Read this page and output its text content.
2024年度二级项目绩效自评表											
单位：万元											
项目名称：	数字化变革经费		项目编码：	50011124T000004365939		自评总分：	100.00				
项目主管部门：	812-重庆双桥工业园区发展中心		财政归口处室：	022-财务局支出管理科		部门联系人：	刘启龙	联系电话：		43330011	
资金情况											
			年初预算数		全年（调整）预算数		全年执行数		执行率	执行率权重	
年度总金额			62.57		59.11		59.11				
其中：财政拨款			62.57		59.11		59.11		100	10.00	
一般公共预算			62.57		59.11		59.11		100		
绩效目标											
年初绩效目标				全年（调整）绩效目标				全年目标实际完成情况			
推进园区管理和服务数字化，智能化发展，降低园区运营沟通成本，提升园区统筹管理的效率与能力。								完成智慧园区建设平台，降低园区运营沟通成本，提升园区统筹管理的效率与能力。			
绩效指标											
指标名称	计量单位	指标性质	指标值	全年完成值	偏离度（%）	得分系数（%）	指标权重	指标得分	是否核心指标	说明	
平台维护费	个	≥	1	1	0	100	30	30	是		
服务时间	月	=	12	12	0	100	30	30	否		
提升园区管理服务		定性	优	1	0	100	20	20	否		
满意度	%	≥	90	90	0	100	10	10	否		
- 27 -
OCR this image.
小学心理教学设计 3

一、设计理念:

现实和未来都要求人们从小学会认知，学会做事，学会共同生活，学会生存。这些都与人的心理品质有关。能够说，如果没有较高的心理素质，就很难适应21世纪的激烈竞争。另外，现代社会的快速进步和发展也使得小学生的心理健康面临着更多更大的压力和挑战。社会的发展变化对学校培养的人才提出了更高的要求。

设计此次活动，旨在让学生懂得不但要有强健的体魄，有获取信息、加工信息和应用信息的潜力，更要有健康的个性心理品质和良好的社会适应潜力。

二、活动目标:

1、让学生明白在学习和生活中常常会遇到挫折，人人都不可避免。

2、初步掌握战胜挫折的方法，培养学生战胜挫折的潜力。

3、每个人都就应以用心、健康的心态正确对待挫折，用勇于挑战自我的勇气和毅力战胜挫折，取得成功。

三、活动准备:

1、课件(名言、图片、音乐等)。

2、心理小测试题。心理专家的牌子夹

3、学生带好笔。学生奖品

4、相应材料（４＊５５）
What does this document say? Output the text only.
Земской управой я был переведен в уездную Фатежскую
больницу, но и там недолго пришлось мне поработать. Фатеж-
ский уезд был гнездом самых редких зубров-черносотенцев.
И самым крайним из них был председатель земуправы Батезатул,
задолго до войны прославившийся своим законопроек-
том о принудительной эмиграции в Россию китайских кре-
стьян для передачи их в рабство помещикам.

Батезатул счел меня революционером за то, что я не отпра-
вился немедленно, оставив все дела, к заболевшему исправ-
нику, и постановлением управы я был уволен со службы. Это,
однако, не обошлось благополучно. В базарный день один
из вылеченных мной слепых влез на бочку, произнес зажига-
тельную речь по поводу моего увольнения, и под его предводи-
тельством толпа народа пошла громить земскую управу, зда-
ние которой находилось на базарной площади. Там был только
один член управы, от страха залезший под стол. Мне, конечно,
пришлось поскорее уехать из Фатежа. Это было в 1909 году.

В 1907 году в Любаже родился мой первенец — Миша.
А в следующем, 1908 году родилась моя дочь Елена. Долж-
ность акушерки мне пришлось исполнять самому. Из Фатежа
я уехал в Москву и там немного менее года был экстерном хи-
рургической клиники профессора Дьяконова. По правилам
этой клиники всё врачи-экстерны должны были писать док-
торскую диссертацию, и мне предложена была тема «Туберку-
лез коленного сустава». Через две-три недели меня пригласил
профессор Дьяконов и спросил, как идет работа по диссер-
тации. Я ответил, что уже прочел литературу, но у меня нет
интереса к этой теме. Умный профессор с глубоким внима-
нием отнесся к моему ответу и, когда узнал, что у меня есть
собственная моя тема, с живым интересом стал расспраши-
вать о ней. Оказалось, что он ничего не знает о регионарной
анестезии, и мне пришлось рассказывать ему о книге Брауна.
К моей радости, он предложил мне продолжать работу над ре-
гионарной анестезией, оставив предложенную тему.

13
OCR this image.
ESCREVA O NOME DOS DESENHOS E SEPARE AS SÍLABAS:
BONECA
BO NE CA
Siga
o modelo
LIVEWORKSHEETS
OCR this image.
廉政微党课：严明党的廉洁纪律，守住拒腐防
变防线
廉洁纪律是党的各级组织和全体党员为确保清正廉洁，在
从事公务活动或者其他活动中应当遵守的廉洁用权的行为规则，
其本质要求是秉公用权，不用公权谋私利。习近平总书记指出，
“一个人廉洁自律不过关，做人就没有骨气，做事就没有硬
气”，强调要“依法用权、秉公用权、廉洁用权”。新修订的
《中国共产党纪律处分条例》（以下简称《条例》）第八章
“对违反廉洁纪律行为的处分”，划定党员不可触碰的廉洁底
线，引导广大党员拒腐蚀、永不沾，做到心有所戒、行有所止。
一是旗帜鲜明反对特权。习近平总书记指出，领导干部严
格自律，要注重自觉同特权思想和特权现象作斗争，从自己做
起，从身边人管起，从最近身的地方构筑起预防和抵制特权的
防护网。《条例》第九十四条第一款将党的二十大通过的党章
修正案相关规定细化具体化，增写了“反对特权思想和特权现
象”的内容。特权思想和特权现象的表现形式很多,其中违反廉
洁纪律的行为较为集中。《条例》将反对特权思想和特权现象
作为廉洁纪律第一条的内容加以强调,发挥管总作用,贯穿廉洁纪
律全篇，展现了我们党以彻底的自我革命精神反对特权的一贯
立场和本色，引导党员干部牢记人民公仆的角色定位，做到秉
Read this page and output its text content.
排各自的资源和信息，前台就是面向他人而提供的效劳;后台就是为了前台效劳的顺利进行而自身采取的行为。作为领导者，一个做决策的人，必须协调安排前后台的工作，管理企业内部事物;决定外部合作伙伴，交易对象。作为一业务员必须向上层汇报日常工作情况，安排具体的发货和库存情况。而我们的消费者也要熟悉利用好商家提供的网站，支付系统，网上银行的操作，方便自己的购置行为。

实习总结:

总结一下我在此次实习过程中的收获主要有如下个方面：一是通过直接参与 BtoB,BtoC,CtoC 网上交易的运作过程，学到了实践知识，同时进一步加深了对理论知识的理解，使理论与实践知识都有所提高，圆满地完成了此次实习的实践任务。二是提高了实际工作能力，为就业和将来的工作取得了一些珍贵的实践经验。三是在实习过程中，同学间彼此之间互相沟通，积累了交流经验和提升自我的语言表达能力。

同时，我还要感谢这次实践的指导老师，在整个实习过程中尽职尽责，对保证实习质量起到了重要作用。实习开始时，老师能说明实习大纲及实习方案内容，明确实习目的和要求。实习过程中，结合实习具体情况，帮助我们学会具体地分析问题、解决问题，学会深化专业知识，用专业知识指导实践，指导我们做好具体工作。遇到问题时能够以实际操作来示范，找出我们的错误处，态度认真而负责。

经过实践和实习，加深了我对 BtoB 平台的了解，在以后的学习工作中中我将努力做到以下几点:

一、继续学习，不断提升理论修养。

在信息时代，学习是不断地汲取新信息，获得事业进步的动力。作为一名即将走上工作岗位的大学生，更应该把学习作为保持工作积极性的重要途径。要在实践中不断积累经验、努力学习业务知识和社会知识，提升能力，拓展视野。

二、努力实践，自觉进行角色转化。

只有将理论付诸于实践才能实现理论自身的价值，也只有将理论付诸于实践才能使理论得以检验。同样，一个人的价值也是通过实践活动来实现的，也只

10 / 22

Exercise aim>
Calculate how many lines of the material include the string "Батезатул", and state that number by itself.

Solution for this exercise>
2